-- BEGIN --

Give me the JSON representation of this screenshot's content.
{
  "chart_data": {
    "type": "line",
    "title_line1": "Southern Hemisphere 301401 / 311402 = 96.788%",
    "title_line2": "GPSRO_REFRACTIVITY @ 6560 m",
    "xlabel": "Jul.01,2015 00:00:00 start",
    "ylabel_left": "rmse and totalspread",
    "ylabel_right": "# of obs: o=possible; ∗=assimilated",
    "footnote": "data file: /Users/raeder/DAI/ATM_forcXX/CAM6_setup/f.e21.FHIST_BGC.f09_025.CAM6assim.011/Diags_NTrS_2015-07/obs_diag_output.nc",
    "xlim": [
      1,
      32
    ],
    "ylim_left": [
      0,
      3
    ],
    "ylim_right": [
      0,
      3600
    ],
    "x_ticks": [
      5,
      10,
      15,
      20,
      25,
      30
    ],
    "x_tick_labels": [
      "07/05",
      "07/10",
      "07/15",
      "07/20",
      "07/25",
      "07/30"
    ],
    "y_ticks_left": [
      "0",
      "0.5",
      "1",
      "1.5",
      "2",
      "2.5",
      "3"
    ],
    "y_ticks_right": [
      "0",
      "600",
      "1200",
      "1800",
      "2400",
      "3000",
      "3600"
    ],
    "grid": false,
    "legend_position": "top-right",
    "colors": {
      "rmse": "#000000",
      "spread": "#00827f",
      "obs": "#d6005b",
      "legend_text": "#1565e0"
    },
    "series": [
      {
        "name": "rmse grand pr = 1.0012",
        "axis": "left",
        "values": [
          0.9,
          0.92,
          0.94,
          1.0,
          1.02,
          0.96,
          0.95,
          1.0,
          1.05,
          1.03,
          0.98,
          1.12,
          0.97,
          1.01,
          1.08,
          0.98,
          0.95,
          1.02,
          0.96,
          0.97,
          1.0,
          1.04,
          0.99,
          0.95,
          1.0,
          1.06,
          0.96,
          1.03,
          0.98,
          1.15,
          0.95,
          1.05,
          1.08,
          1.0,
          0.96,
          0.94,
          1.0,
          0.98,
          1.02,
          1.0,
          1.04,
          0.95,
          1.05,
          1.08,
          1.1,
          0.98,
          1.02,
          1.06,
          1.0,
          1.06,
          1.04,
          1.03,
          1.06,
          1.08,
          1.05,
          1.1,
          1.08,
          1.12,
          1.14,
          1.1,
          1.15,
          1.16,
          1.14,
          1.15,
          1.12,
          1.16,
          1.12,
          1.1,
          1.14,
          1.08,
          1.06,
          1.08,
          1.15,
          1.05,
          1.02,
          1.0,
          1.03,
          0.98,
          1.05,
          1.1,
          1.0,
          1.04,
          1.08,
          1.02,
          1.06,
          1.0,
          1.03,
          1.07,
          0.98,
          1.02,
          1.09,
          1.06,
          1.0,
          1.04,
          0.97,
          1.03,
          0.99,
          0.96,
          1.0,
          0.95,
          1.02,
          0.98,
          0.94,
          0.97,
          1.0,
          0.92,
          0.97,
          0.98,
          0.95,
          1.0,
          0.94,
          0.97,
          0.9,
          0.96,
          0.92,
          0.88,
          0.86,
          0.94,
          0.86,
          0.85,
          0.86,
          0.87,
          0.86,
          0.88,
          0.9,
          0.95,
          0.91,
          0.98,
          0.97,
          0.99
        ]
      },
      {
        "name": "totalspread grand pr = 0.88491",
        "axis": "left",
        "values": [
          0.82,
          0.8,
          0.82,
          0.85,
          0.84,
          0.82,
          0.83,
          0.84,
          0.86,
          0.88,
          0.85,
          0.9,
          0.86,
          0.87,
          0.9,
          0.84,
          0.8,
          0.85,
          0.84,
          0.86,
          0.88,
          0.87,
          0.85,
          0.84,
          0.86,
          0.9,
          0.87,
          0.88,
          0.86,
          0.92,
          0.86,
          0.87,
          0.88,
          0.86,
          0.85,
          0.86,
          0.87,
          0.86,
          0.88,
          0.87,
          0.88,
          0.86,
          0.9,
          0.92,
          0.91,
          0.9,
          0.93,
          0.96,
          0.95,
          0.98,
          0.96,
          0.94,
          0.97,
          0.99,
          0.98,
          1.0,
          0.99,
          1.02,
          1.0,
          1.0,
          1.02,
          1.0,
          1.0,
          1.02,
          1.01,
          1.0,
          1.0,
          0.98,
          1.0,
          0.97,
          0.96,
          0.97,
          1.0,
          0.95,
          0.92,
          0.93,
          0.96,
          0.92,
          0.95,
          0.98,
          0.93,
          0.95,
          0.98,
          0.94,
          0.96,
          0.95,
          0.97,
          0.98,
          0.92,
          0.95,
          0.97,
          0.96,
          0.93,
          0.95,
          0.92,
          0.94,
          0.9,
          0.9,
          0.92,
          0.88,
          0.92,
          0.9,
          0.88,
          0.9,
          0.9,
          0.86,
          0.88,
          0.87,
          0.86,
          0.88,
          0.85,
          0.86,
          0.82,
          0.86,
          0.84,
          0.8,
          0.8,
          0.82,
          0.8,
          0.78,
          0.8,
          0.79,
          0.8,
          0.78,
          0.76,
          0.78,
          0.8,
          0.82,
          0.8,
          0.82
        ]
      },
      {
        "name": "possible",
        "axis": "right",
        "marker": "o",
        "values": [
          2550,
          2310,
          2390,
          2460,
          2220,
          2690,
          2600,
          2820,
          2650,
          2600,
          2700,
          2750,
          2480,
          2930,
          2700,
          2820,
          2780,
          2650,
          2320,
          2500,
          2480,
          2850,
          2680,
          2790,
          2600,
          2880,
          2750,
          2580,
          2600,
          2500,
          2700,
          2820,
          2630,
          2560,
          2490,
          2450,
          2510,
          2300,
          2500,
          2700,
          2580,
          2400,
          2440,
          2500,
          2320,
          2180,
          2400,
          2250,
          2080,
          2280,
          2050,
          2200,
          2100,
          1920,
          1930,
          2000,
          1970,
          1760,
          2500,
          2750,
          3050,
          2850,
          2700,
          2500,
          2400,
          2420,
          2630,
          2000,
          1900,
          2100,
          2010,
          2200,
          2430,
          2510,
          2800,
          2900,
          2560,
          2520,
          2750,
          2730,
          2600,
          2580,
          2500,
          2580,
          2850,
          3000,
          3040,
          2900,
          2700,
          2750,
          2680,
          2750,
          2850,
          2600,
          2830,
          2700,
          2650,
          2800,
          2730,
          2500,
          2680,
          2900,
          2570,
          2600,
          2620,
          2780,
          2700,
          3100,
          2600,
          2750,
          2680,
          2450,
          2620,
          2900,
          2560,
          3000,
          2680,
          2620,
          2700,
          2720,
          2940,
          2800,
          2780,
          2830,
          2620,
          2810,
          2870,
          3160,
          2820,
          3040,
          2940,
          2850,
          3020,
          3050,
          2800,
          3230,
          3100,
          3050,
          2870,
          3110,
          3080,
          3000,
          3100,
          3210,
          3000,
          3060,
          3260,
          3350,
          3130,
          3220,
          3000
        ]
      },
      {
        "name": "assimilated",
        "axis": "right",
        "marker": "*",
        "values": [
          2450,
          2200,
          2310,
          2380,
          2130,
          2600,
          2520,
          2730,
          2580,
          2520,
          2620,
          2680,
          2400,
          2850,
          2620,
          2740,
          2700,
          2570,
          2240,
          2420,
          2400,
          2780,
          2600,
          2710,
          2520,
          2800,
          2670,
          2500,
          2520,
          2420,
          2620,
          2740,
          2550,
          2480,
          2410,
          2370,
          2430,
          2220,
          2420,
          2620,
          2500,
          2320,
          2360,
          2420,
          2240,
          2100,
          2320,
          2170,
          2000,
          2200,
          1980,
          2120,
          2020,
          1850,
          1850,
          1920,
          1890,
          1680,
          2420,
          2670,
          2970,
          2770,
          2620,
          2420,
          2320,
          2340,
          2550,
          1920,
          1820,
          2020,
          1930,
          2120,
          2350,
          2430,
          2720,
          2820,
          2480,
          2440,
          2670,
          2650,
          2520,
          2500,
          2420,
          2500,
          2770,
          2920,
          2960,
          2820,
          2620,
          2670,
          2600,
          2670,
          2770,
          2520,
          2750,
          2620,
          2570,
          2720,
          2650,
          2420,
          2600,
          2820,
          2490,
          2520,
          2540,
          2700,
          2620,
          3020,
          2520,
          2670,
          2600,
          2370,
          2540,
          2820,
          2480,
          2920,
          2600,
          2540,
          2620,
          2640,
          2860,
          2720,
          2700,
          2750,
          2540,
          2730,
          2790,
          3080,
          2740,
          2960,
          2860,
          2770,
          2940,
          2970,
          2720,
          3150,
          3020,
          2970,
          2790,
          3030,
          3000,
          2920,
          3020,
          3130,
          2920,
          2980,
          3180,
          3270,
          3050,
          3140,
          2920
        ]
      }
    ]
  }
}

-- END --

Tell how many lines of the material above hold "grand", answering with a bare number.

Problem solution ::
2